Please retype the records below exactly, leaving out any pictures.

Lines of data
[start]

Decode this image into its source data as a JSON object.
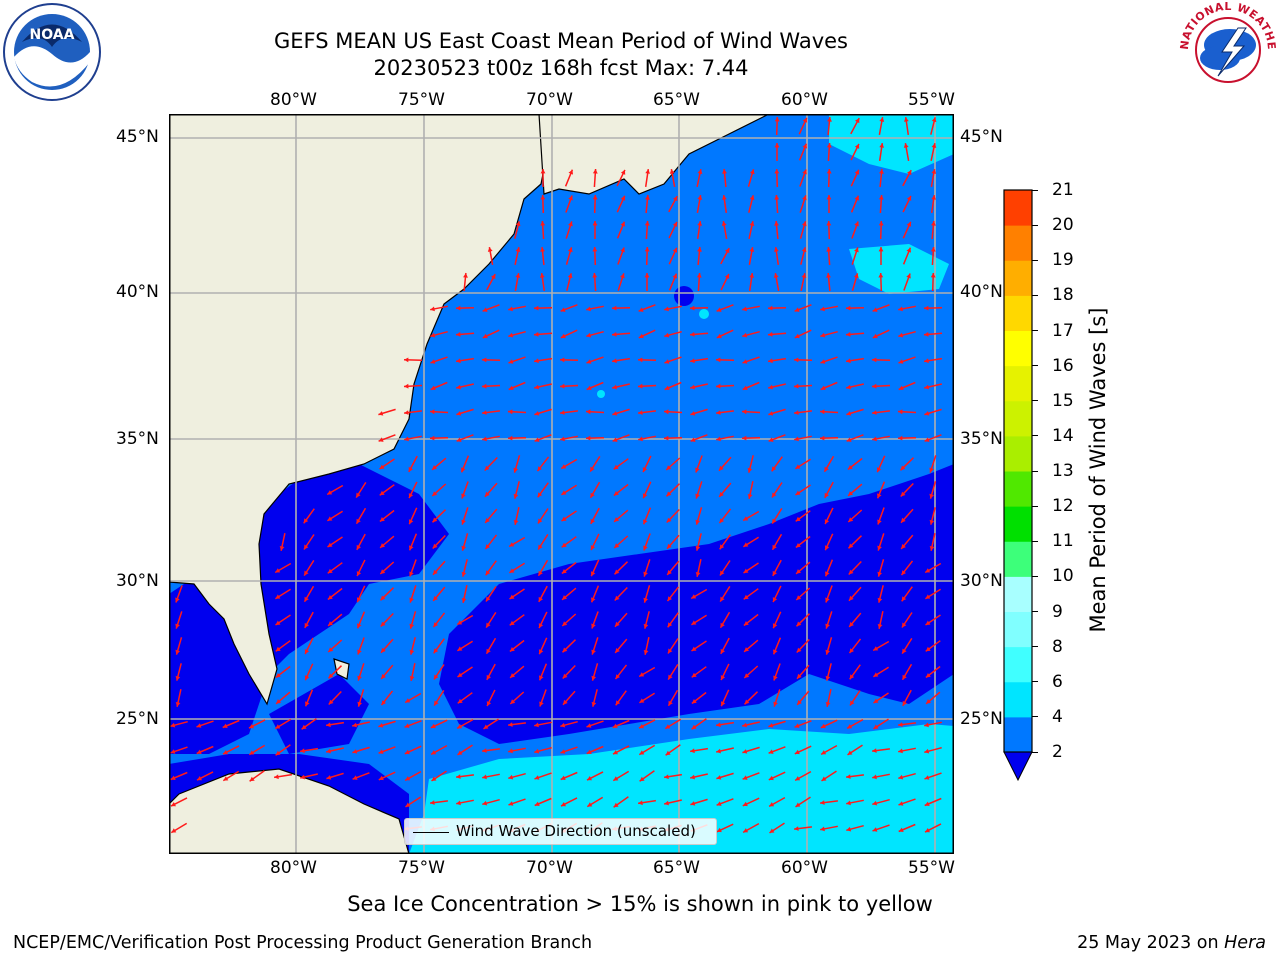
{
  "title": {
    "line1": "GEFS MEAN US East Coast Mean Period of Wind Waves",
    "line2": "20230523 t00z 168h fcst   Max: 7.44"
  },
  "map": {
    "lon_labels": [
      "80°W",
      "75°W",
      "70°W",
      "65°W",
      "60°W",
      "55°W"
    ],
    "lat_labels": [
      "45°N",
      "40°N",
      "35°N",
      "30°N",
      "25°N"
    ],
    "legend_label": "Wind Wave Direction (unscaled)",
    "arrow_color": "#ff1a1a",
    "land_color": "#efefdf",
    "gridline_color": "#b0b0b0"
  },
  "colorbar": {
    "label": "Mean Period of Wind Waves [s]",
    "ticks": [
      "2",
      "4",
      "6",
      "8",
      "9",
      "10",
      "11",
      "12",
      "13",
      "14",
      "15",
      "16",
      "17",
      "18",
      "19",
      "20",
      "21"
    ],
    "colors": [
      "#0078ff",
      "#00e5ff",
      "#40ffff",
      "#80ffff",
      "#a8ffff",
      "#3dff7a",
      "#00e000",
      "#50e800",
      "#aaee00",
      "#ccf200",
      "#e6f200",
      "#ffff00",
      "#ffd800",
      "#ffae00",
      "#ff8000",
      "#ff4000",
      "#ff1a00"
    ],
    "under_color": "#0000ee"
  },
  "note": "Sea Ice Concentration > 15% is shown in pink to yellow",
  "footer": {
    "left": "NCEP/EMC/Verification Post Processing Product Generation Branch",
    "right_prefix": "25 May 2023 on ",
    "right_machine": "Hera"
  },
  "logos": {
    "noaa_text": "NOAA",
    "nws_text": "NATIONAL WEATHER SERVICE"
  }
}
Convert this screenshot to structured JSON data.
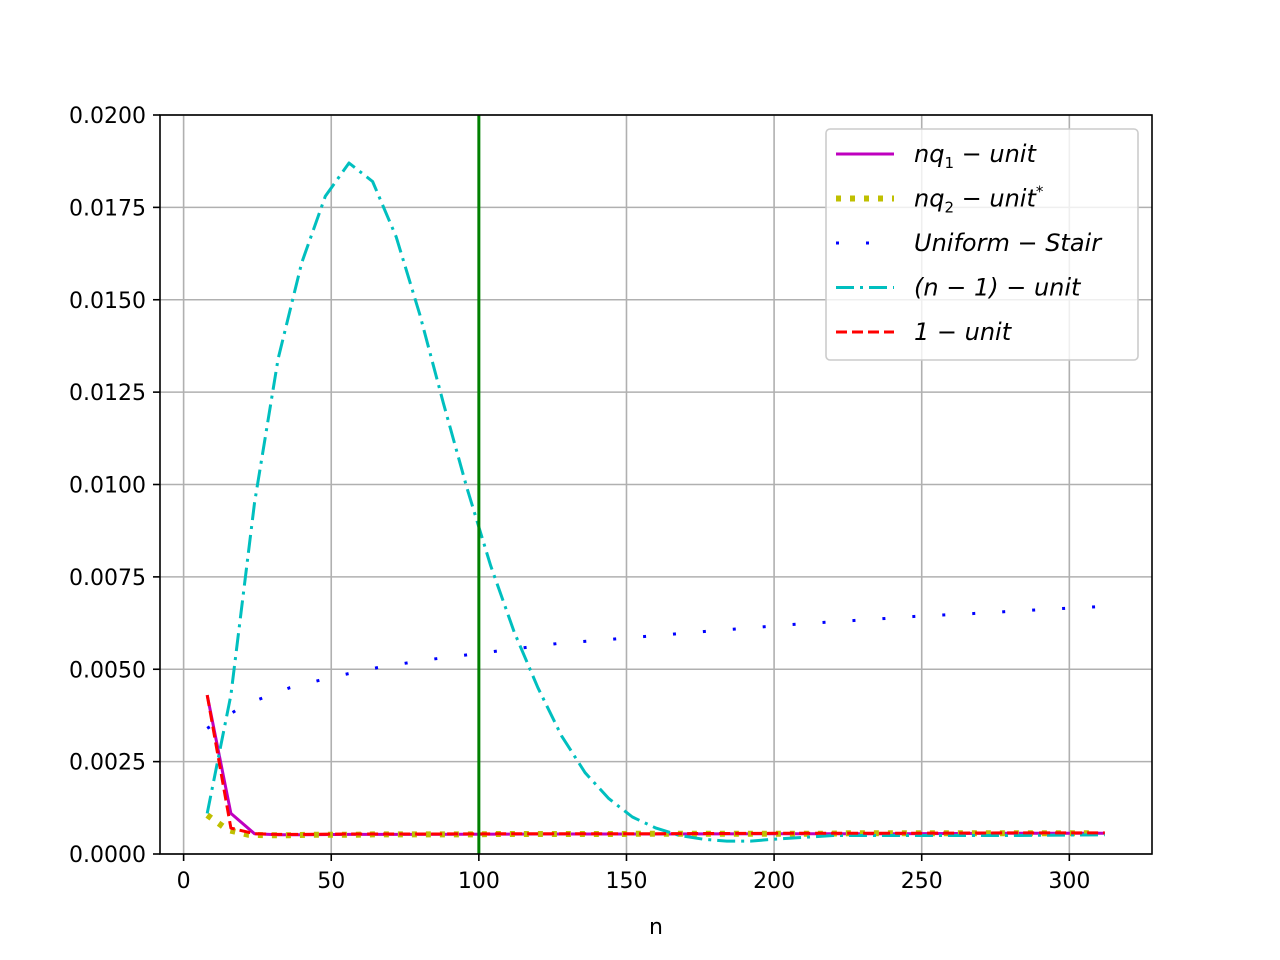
{
  "chart_data": {
    "type": "line",
    "title": "",
    "xlabel": "n",
    "ylabel": "",
    "xlim": [
      -8,
      328
    ],
    "ylim": [
      0,
      0.02
    ],
    "xticks": [
      0,
      50,
      100,
      150,
      200,
      250,
      300
    ],
    "xtick_labels": [
      "0",
      "50",
      "100",
      "150",
      "200",
      "250",
      "300"
    ],
    "yticks": [
      0,
      0.0025,
      0.005,
      0.0075,
      0.01,
      0.0125,
      0.015,
      0.0175,
      0.02
    ],
    "ytick_labels": [
      "0.0000",
      "0.0025",
      "0.0050",
      "0.0075",
      "0.0100",
      "0.0125",
      "0.0150",
      "0.0175",
      "0.0200"
    ],
    "grid": true,
    "legend_position": "top-right",
    "vertical_line": {
      "x": 100,
      "color": "#008000"
    },
    "series": [
      {
        "name": "nq1-unit",
        "legend_parts": {
          "pre": "nq",
          "sub": "1",
          "post": " − unit",
          "sup": ""
        },
        "color": "#bf00bf",
        "style": "solid",
        "x": [
          8,
          16,
          24,
          32,
          40,
          56,
          80,
          120,
          160,
          200,
          240,
          280,
          312
        ],
        "y": [
          0.0043,
          0.0011,
          0.00055,
          0.00052,
          0.00052,
          0.00053,
          0.00053,
          0.00054,
          0.00054,
          0.00055,
          0.00055,
          0.00056,
          0.00056
        ]
      },
      {
        "name": "nq2-unit*",
        "legend_parts": {
          "pre": "nq",
          "sub": "2",
          "post": " − unit",
          "sup": "*"
        },
        "color": "#bfbf00",
        "style": "dotted-thick",
        "x": [
          8,
          15,
          22,
          29,
          36,
          43,
          50,
          57,
          64,
          71,
          78,
          85,
          92,
          99,
          106,
          113,
          120,
          127,
          134,
          141,
          148,
          155,
          162,
          169,
          176,
          183,
          190,
          197,
          204,
          211,
          218,
          225,
          232,
          239,
          246,
          253,
          260,
          267,
          274,
          281,
          288,
          295,
          302,
          309
        ],
        "y": [
          0.00105,
          0.00065,
          0.00052,
          0.00051,
          0.00051,
          0.00052,
          0.00052,
          0.00052,
          0.00053,
          0.00053,
          0.00053,
          0.00053,
          0.00053,
          0.00053,
          0.00054,
          0.00054,
          0.00054,
          0.00054,
          0.00054,
          0.00054,
          0.00054,
          0.00055,
          0.00055,
          0.00055,
          0.00055,
          0.00055,
          0.00055,
          0.00055,
          0.00055,
          0.00055,
          0.00055,
          0.00056,
          0.00056,
          0.00056,
          0.00056,
          0.00056,
          0.00056,
          0.00056,
          0.00056,
          0.00056,
          0.00056,
          0.00056,
          0.00056,
          0.00056
        ]
      },
      {
        "name": "Uniform-Stair",
        "legend_parts": {
          "pre": "Uniform − Stair",
          "sub": "",
          "post": "",
          "sup": ""
        },
        "color": "#0000ff",
        "style": "dotted",
        "x": [
          8,
          21,
          36,
          51,
          66,
          82,
          97,
          112,
          127,
          143,
          158,
          173,
          189,
          204,
          219,
          235,
          250,
          266,
          281,
          296,
          312
        ],
        "y": [
          0.0034,
          0.00405,
          0.0045,
          0.0048,
          0.00505,
          0.00525,
          0.0054,
          0.00555,
          0.0057,
          0.0058,
          0.0059,
          0.006,
          0.0061,
          0.0062,
          0.00628,
          0.00636,
          0.00644,
          0.0065,
          0.00657,
          0.00664,
          0.0067
        ]
      },
      {
        "name": "(n-1)-unit",
        "legend_parts": {
          "pre": "(n − 1) − unit",
          "sub": "",
          "post": "",
          "sup": ""
        },
        "color": "#00bfbf",
        "style": "dashdot",
        "x": [
          8,
          16,
          24,
          32,
          40,
          48,
          56,
          64,
          72,
          80,
          88,
          96,
          104,
          112,
          120,
          128,
          136,
          144,
          152,
          160,
          168,
          176,
          184,
          192,
          200,
          210,
          220,
          240,
          260,
          280,
          312
        ],
        "y": [
          0.0011,
          0.0043,
          0.0095,
          0.0134,
          0.016,
          0.0178,
          0.0187,
          0.0182,
          0.0167,
          0.0146,
          0.0122,
          0.0099,
          0.0078,
          0.006,
          0.0045,
          0.0032,
          0.0022,
          0.0015,
          0.001,
          0.0007,
          0.0005,
          0.0004,
          0.00035,
          0.00035,
          0.0004,
          0.00045,
          0.0005,
          0.0005,
          0.0005,
          0.0005,
          0.00052
        ]
      },
      {
        "name": "1-unit",
        "legend_parts": {
          "pre": "1 − unit",
          "sub": "",
          "post": "",
          "sup": ""
        },
        "color": "#ff0000",
        "style": "dashed",
        "x": [
          8,
          16,
          24,
          32,
          40,
          56,
          80,
          120,
          160,
          200,
          240,
          280,
          312
        ],
        "y": [
          0.0043,
          0.0007,
          0.00055,
          0.00053,
          0.00053,
          0.00054,
          0.00054,
          0.00055,
          0.00055,
          0.00056,
          0.00056,
          0.00057,
          0.00057
        ]
      }
    ]
  }
}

[end]

** Correct answer **
Decode this image into its source data as a JSON object.
{
  "title": {
    "line1": "GEFS MEAN US East Coast Mean Period of Wind Waves",
    "line2": "20230523 t00z 168h fcst   Max: 7.44"
  },
  "map": {
    "lon_labels": [
      "80°W",
      "75°W",
      "70°W",
      "65°W",
      "60°W",
      "55°W"
    ],
    "lat_labels": [
      "45°N",
      "40°N",
      "35°N",
      "30°N",
      "25°N"
    ],
    "legend_label": "Wind Wave Direction (unscaled)",
    "arrow_color": "#ff1a1a",
    "land_color": "#efefdf",
    "gridline_color": "#b0b0b0"
  },
  "colorbar": {
    "label": "Mean Period of Wind Waves [s]",
    "ticks": [
      "2",
      "4",
      "6",
      "8",
      "9",
      "10",
      "11",
      "12",
      "13",
      "14",
      "15",
      "16",
      "17",
      "18",
      "19",
      "20",
      "21"
    ],
    "colors": [
      "#0078ff",
      "#00e5ff",
      "#40ffff",
      "#80ffff",
      "#a8ffff",
      "#3dff7a",
      "#00e000",
      "#50e800",
      "#aaee00",
      "#ccf200",
      "#e6f200",
      "#ffff00",
      "#ffd800",
      "#ffae00",
      "#ff8000",
      "#ff4000",
      "#ff1a00"
    ],
    "under_color": "#0000ee"
  },
  "note": "Sea Ice Concentration > 15% is shown in pink to yellow",
  "footer": {
    "left": "NCEP/EMC/Verification Post Processing Product Generation Branch",
    "right_prefix": "25 May 2023 on ",
    "right_machine": "Hera"
  },
  "logos": {
    "noaa_text": "NOAA",
    "nws_text": "NATIONAL WEATHER SERVICE"
  }
}
Convert this screenshot to structured JSON data.
{
  "chart_data": {
    "type": "line",
    "title": "",
    "xlabel": "n",
    "ylabel": "",
    "xlim": [
      -8,
      328
    ],
    "ylim": [
      0,
      0.02
    ],
    "xticks": [
      0,
      50,
      100,
      150,
      200,
      250,
      300
    ],
    "xtick_labels": [
      "0",
      "50",
      "100",
      "150",
      "200",
      "250",
      "300"
    ],
    "yticks": [
      0,
      0.0025,
      0.005,
      0.0075,
      0.01,
      0.0125,
      0.015,
      0.0175,
      0.02
    ],
    "ytick_labels": [
      "0.0000",
      "0.0025",
      "0.0050",
      "0.0075",
      "0.0100",
      "0.0125",
      "0.0150",
      "0.0175",
      "0.0200"
    ],
    "grid": true,
    "legend_position": "top-right",
    "vertical_line": {
      "x": 100,
      "color": "#008000"
    },
    "series": [
      {
        "name": "nq1-unit",
        "legend_parts": {
          "pre": "nq",
          "sub": "1",
          "post": " − unit",
          "sup": ""
        },
        "color": "#bf00bf",
        "style": "solid",
        "x": [
          8,
          16,
          24,
          32,
          40,
          56,
          80,
          120,
          160,
          200,
          240,
          280,
          312
        ],
        "y": [
          0.0043,
          0.0011,
          0.00055,
          0.00052,
          0.00052,
          0.00053,
          0.00053,
          0.00054,
          0.00054,
          0.00055,
          0.00055,
          0.00056,
          0.00056
        ]
      },
      {
        "name": "nq2-unit*",
        "legend_parts": {
          "pre": "nq",
          "sub": "2",
          "post": " − unit",
          "sup": "*"
        },
        "color": "#bfbf00",
        "style": "dotted-thick",
        "x": [
          8,
          15,
          22,
          29,
          36,
          43,
          50,
          57,
          64,
          71,
          78,
          85,
          92,
          99,
          106,
          113,
          120,
          127,
          134,
          141,
          148,
          155,
          162,
          169,
          176,
          183,
          190,
          197,
          204,
          211,
          218,
          225,
          232,
          239,
          246,
          253,
          260,
          267,
          274,
          281,
          288,
          295,
          302,
          309
        ],
        "y": [
          0.00105,
          0.00065,
          0.00052,
          0.00051,
          0.00051,
          0.00052,
          0.00052,
          0.00052,
          0.00053,
          0.00053,
          0.00053,
          0.00053,
          0.00053,
          0.00053,
          0.00054,
          0.00054,
          0.00054,
          0.00054,
          0.00054,
          0.00054,
          0.00054,
          0.00055,
          0.00055,
          0.00055,
          0.00055,
          0.00055,
          0.00055,
          0.00055,
          0.00055,
          0.00055,
          0.00055,
          0.00056,
          0.00056,
          0.00056,
          0.00056,
          0.00056,
          0.00056,
          0.00056,
          0.00056,
          0.00056,
          0.00056,
          0.00056,
          0.00056,
          0.00056
        ]
      },
      {
        "name": "Uniform-Stair",
        "legend_parts": {
          "pre": "Uniform − Stair",
          "sub": "",
          "post": "",
          "sup": ""
        },
        "color": "#0000ff",
        "style": "dotted",
        "x": [
          8,
          21,
          36,
          51,
          66,
          82,
          97,
          112,
          127,
          143,
          158,
          173,
          189,
          204,
          219,
          235,
          250,
          266,
          281,
          296,
          312
        ],
        "y": [
          0.0034,
          0.00405,
          0.0045,
          0.0048,
          0.00505,
          0.00525,
          0.0054,
          0.00555,
          0.0057,
          0.0058,
          0.0059,
          0.006,
          0.0061,
          0.0062,
          0.00628,
          0.00636,
          0.00644,
          0.0065,
          0.00657,
          0.00664,
          0.0067
        ]
      },
      {
        "name": "(n-1)-unit",
        "legend_parts": {
          "pre": "(n − 1) − unit",
          "sub": "",
          "post": "",
          "sup": ""
        },
        "color": "#00bfbf",
        "style": "dashdot",
        "x": [
          8,
          16,
          24,
          32,
          40,
          48,
          56,
          64,
          72,
          80,
          88,
          96,
          104,
          112,
          120,
          128,
          136,
          144,
          152,
          160,
          168,
          176,
          184,
          192,
          200,
          210,
          220,
          240,
          260,
          280,
          312
        ],
        "y": [
          0.0011,
          0.0043,
          0.0095,
          0.0134,
          0.016,
          0.0178,
          0.0187,
          0.0182,
          0.0167,
          0.0146,
          0.0122,
          0.0099,
          0.0078,
          0.006,
          0.0045,
          0.0032,
          0.0022,
          0.0015,
          0.001,
          0.0007,
          0.0005,
          0.0004,
          0.00035,
          0.00035,
          0.0004,
          0.00045,
          0.0005,
          0.0005,
          0.0005,
          0.0005,
          0.00052
        ]
      },
      {
        "name": "1-unit",
        "legend_parts": {
          "pre": "1 − unit",
          "sub": "",
          "post": "",
          "sup": ""
        },
        "color": "#ff0000",
        "style": "dashed",
        "x": [
          8,
          16,
          24,
          32,
          40,
          56,
          80,
          120,
          160,
          200,
          240,
          280,
          312
        ],
        "y": [
          0.0043,
          0.0007,
          0.00055,
          0.00053,
          0.00053,
          0.00054,
          0.00054,
          0.00055,
          0.00055,
          0.00056,
          0.00056,
          0.00057,
          0.00057
        ]
      }
    ]
  }
}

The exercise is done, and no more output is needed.